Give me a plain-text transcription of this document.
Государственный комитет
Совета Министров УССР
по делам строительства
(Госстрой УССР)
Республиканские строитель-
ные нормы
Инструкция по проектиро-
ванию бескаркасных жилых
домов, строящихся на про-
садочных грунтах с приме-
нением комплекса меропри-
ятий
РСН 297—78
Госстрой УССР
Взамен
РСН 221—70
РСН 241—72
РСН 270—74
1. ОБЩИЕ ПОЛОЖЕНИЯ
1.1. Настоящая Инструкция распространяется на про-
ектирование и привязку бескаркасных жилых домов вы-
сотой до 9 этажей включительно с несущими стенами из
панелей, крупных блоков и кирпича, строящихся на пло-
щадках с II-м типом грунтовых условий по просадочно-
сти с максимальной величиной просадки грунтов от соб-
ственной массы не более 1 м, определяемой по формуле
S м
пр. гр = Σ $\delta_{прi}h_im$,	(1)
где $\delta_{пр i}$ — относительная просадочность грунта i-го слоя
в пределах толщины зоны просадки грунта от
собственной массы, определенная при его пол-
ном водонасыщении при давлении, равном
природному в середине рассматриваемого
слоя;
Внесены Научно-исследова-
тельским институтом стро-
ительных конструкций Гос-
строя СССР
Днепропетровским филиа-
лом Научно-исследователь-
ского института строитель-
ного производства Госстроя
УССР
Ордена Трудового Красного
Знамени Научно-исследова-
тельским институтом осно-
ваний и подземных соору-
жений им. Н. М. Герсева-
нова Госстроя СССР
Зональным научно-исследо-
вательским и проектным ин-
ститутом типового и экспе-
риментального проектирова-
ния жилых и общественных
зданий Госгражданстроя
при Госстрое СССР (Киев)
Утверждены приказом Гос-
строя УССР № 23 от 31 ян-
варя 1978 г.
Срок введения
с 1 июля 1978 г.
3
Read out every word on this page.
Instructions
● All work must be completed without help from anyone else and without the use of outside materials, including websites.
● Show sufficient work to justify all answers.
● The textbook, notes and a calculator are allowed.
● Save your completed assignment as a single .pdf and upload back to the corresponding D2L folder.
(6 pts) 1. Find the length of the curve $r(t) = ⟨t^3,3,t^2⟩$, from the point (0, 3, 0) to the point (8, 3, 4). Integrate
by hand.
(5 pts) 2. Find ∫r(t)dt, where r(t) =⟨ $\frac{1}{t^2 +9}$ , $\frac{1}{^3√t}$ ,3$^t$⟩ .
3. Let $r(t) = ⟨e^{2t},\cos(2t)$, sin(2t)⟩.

_DIRECTIONS:_ Examine the records and pull out every line where the string "this" occurs.

_TASK RESPONSE:_
Give me a plain-text transcription of this document.
Read out every word on this page.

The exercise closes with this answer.